**REQUIREMENT**
Set down the material below word for word, excluding the pictures.

[Begin DATASET ROWS]

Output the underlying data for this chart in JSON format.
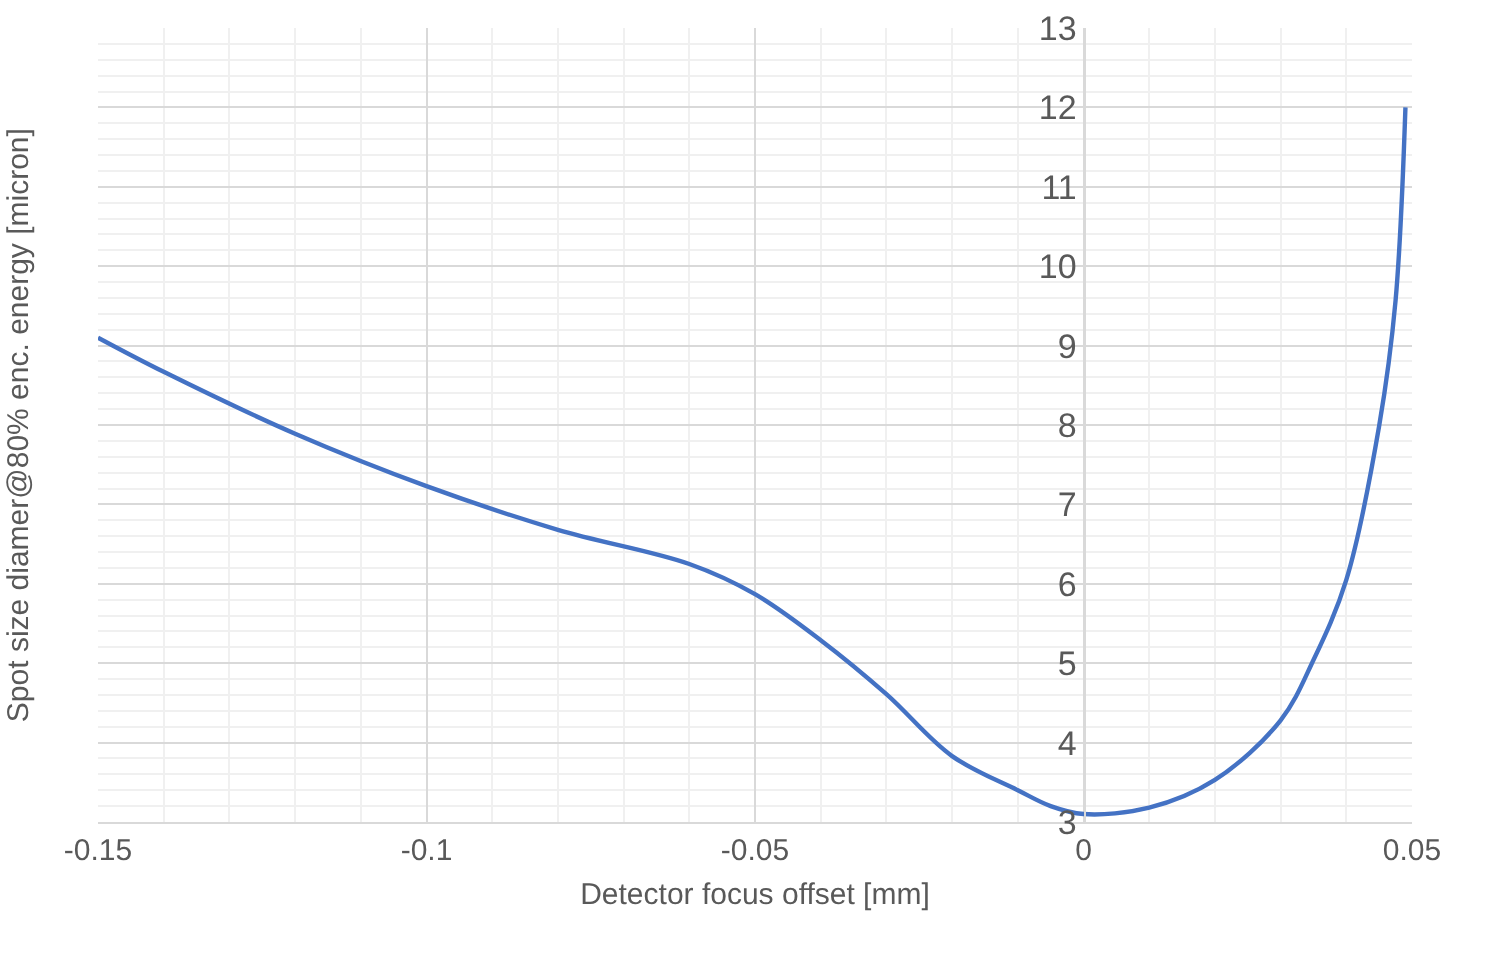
{
  "chart_data": {
    "type": "line",
    "xlabel": "Detector focus offset [mm]",
    "ylabel": "Spot size diamer@80% enc. energy [micron]",
    "x": [
      -0.15,
      -0.14,
      -0.12,
      -0.1,
      -0.08,
      -0.06,
      -0.05,
      -0.04,
      -0.03,
      -0.02,
      -0.01,
      -0.005,
      0,
      0.01,
      0.02,
      0.03,
      0.035,
      0.04,
      0.045,
      0.0475,
      0.049
    ],
    "series": [
      {
        "color": "#4472c4",
        "values": [
          9.1,
          8.67,
          7.89,
          7.23,
          6.68,
          6.25,
          5.87,
          5.29,
          4.61,
          3.83,
          3.4,
          3.2,
          3.1,
          3.18,
          3.53,
          4.28,
          5.04,
          6.05,
          7.99,
          9.57,
          12.0
        ]
      }
    ],
    "xlim": [
      -0.15,
      0.05
    ],
    "xticks": [
      -0.15,
      -0.1,
      -0.05,
      0,
      0.05
    ],
    "ylim": [
      3,
      13
    ],
    "yticks": [
      3,
      4,
      5,
      6,
      7,
      8,
      9,
      10,
      11,
      12,
      13
    ],
    "grid": true,
    "marker": "none",
    "line_style": "solid"
  }
}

[End DATASET ROWS]

**PROBLEM SOLUTION**
Output the underlying data for this chart in JSON format.
{
  "chart_data": {
    "type": "line",
    "xlabel": "Detector focus offset [mm]",
    "ylabel": "Spot size diamer@80% enc. energy [micron]",
    "x": [
      -0.15,
      -0.14,
      -0.12,
      -0.1,
      -0.08,
      -0.06,
      -0.05,
      -0.04,
      -0.03,
      -0.02,
      -0.01,
      -0.005,
      0,
      0.01,
      0.02,
      0.03,
      0.035,
      0.04,
      0.045,
      0.0475,
      0.049
    ],
    "series": [
      {
        "color": "#4472c4",
        "values": [
          9.1,
          8.67,
          7.89,
          7.23,
          6.68,
          6.25,
          5.87,
          5.29,
          4.61,
          3.83,
          3.4,
          3.2,
          3.1,
          3.18,
          3.53,
          4.28,
          5.04,
          6.05,
          7.99,
          9.57,
          12.0
        ]
      }
    ],
    "xlim": [
      -0.15,
      0.05
    ],
    "xticks": [
      -0.15,
      -0.1,
      -0.05,
      0,
      0.05
    ],
    "ylim": [
      3,
      13
    ],
    "yticks": [
      3,
      4,
      5,
      6,
      7,
      8,
      9,
      10,
      11,
      12,
      13
    ],
    "grid": true,
    "marker": "none",
    "line_style": "solid"
  }
}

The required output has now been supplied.